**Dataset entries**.
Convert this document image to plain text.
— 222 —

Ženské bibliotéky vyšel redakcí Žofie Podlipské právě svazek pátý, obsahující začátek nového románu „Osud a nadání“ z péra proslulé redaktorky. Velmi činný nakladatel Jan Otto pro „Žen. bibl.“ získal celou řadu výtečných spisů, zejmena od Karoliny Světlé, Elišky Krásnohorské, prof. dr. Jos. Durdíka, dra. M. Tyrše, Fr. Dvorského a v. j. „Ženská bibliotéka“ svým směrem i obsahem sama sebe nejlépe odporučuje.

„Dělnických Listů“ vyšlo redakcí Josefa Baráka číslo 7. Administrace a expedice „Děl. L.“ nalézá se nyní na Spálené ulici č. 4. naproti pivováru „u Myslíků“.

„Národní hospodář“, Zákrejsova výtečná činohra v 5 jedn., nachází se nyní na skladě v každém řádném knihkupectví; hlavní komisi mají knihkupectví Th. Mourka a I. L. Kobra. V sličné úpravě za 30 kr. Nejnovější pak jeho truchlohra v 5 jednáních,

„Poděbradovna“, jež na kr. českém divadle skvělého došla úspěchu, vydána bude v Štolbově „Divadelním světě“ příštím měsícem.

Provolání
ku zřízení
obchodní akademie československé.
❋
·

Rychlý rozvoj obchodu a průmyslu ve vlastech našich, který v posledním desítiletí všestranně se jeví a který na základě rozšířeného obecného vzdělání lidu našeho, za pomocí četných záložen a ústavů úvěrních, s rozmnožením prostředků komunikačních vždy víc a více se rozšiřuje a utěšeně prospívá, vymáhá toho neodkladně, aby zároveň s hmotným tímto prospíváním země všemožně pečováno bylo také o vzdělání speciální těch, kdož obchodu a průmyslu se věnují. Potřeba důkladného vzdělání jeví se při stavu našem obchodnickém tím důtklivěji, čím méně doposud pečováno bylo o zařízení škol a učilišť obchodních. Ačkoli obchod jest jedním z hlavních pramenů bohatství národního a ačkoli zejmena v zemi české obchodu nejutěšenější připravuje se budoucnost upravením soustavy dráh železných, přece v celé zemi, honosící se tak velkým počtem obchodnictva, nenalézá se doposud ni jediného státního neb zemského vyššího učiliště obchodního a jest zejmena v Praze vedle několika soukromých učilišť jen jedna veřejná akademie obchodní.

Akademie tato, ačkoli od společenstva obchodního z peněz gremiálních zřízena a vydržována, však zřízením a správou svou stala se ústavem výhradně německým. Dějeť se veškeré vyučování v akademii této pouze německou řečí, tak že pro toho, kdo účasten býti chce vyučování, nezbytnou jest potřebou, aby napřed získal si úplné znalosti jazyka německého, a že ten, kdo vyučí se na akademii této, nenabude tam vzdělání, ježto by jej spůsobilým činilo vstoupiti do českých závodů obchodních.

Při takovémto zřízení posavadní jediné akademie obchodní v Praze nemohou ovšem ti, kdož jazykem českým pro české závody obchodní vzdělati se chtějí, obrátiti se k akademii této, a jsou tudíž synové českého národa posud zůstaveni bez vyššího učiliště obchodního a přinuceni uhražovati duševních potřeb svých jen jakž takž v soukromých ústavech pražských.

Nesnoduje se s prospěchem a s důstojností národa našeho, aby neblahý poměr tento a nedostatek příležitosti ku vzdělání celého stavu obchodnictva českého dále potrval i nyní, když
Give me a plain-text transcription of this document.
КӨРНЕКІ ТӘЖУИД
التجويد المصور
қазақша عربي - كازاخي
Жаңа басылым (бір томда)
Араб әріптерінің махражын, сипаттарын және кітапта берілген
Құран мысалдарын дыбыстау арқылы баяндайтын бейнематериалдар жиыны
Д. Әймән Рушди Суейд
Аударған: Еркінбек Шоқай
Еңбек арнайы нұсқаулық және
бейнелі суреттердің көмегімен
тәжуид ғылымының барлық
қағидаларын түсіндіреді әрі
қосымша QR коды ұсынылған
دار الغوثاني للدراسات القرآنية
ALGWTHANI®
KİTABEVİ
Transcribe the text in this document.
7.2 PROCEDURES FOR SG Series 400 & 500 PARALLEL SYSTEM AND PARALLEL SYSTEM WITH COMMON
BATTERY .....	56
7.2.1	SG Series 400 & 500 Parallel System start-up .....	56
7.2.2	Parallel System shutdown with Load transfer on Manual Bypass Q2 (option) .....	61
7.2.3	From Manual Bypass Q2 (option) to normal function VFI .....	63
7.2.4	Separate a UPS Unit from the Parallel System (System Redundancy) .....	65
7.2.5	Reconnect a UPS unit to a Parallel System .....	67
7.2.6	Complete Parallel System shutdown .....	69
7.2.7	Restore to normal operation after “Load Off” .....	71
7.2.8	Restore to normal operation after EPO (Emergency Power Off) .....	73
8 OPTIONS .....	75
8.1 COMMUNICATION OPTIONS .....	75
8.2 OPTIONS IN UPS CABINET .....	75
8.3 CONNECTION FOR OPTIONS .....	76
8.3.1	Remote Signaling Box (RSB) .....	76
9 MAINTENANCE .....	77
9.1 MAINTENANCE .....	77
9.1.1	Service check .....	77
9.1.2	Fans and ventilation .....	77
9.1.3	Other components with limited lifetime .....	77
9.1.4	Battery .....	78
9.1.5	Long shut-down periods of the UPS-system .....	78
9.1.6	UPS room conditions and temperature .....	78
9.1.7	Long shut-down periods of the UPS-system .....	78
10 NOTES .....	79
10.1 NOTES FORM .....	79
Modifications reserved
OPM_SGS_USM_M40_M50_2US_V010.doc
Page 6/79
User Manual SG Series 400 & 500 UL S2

**BRIEF**. Your task is to retype all the records above with nothing left out.

**THE COMPLETED TASK**.
Convert this document image to plain text.
— 222 —

Ženské bibliotéky vyšel redakcí Žofie Podlipské právě svazek pátý, obsahující začátek nového románu „Osud a nadání“ z péra proslulé redaktorky. Velmi činný nakladatel Jan Otto pro „Žen. bibl.“ získal celou řadu výtečných spisů, zejmena od Karoliny Světlé, Elišky Krásnohorské, prof. dr. Jos. Durdíka, dra. M. Tyrše, Fr. Dvorského a v. j. „Ženská bibliotéka“ svým směrem i obsahem sama sebe nejlépe odporučuje.

„Dělnických Listů“ vyšlo redakcí Josefa Baráka číslo 7. Administrace a expedice „Děl. L.“ nalézá se nyní na Spálené ulici č. 4. naproti pivováru „u Myslíků“.

„Národní hospodář“, Zákrejsova výtečná činohra v 5 jedn., nachází se nyní na skladě v každém řádném knihkupectví; hlavní komisi mají knihkupectví Th. Mourka a I. L. Kobra. V sličné úpravě za 30 kr. Nejnovější pak jeho truchlohra v 5 jednáních,

„Poděbradovna“, jež na kr. českém divadle skvělého došla úspěchu, vydána bude v Štolbově „Divadelním světě“ příštím měsícem.

Provolání
ku zřízení
obchodní akademie československé.
❋
·

Rychlý rozvoj obchodu a průmyslu ve vlastech našich, který v posledním desítiletí všestranně se jeví a který na základě rozšířeného obecného vzdělání lidu našeho, za pomocí četných záložen a ústavů úvěrních, s rozmnožením prostředků komunikačních vždy víc a více se rozšiřuje a utěšeně prospívá, vymáhá toho neodkladně, aby zároveň s hmotným tímto prospíváním země všemožně pečováno bylo také o vzdělání speciální těch, kdož obchodu a průmyslu se věnují. Potřeba důkladného vzdělání jeví se při stavu našem obchodnickém tím důtklivěji, čím méně doposud pečováno bylo o zařízení škol a učilišť obchodních. Ačkoli obchod jest jedním z hlavních pramenů bohatství národního a ačkoli zejmena v zemi české obchodu nejutěšenější připravuje se budoucnost upravením soustavy dráh železných, přece v celé zemi, honosící se tak velkým počtem obchodnictva, nenalézá se doposud ni jediného státního neb zemského vyššího učiliště obchodního a jest zejmena v Praze vedle několika soukromých učilišť jen jedna veřejná akademie obchodní.

Akademie tato, ačkoli od společenstva obchodního z peněz gremiálních zřízena a vydržována, však zřízením a správou svou stala se ústavem výhradně německým. Dějeť se veškeré vyučování v akademii této pouze německou řečí, tak že pro toho, kdo účasten býti chce vyučování, nezbytnou jest potřebou, aby napřed získal si úplné znalosti jazyka německého, a že ten, kdo vyučí se na akademii této, nenabude tam vzdělání, ježto by jej spůsobilým činilo vstoupiti do českých závodů obchodních.

Při takovémto zřízení posavadní jediné akademie obchodní v Praze nemohou ovšem ti, kdož jazykem českým pro české závody obchodní vzdělati se chtějí, obrátiti se k akademii této, a jsou tudíž synové českého národa posud zůstaveni bez vyššího učiliště obchodního a přinuceni uhražovati duševních potřeb svých jen jakž takž v soukromých ústavech pražských.

Nesnoduje se s prospěchem a s důstojností národa našeho, aby neblahý poměr tento a nedostatek příležitosti ku vzdělání celého stavu obchodnictva českého dále potrval i nyní, když
Give me a plain-text transcription of this document.
КӨРНЕКІ ТӘЖУИД
التجويد المصور
қазақша عربي - كازاخي
Жаңа басылым (бір томда)
Араб әріптерінің махражын, сипаттарын және кітапта берілген
Құран мысалдарын дыбыстау арқылы баяндайтын бейнематериалдар жиыны
Д. Әймән Рушди Суейд
Аударған: Еркінбек Шоқай
Еңбек арнайы нұсқаулық және
бейнелі суреттердің көмегімен
тәжуид ғылымының барлық
қағидаларын түсіндіреді әрі
қосымша QR коды ұсынылған
دار الغوثاني للدراسات القرآنية
ALGWTHANI®
KİTABEVİ
Transcribe the text in this document.
7.2 PROCEDURES FOR SG Series 400 & 500 PARALLEL SYSTEM AND PARALLEL SYSTEM WITH COMMON
BATTERY .....	56
7.2.1	SG Series 400 & 500 Parallel System start-up .....	56
7.2.2	Parallel System shutdown with Load transfer on Manual Bypass Q2 (option) .....	61
7.2.3	From Manual Bypass Q2 (option) to normal function VFI .....	63
7.2.4	Separate a UPS Unit from the Parallel System (System Redundancy) .....	65
7.2.5	Reconnect a UPS unit to a Parallel System .....	67
7.2.6	Complete Parallel System shutdown .....	69
7.2.7	Restore to normal operation after “Load Off” .....	71
7.2.8	Restore to normal operation after EPO (Emergency Power Off) .....	73
8 OPTIONS .....	75
8.1 COMMUNICATION OPTIONS .....	75
8.2 OPTIONS IN UPS CABINET .....	75
8.3 CONNECTION FOR OPTIONS .....	76
8.3.1	Remote Signaling Box (RSB) .....	76
9 MAINTENANCE .....	77
9.1 MAINTENANCE .....	77
9.1.1	Service check .....	77
9.1.2	Fans and ventilation .....	77
9.1.3	Other components with limited lifetime .....	77
9.1.4	Battery .....	78
9.1.5	Long shut-down periods of the UPS-system .....	78
9.1.6	UPS room conditions and temperature .....	78
9.1.7	Long shut-down periods of the UPS-system .....	78
10 NOTES .....	79
10.1 NOTES FORM .....	79
Modifications reserved
OPM_SGS_USM_M40_M50_2US_V010.doc
Page 6/79
User Manual SG Series 400 & 500 UL S2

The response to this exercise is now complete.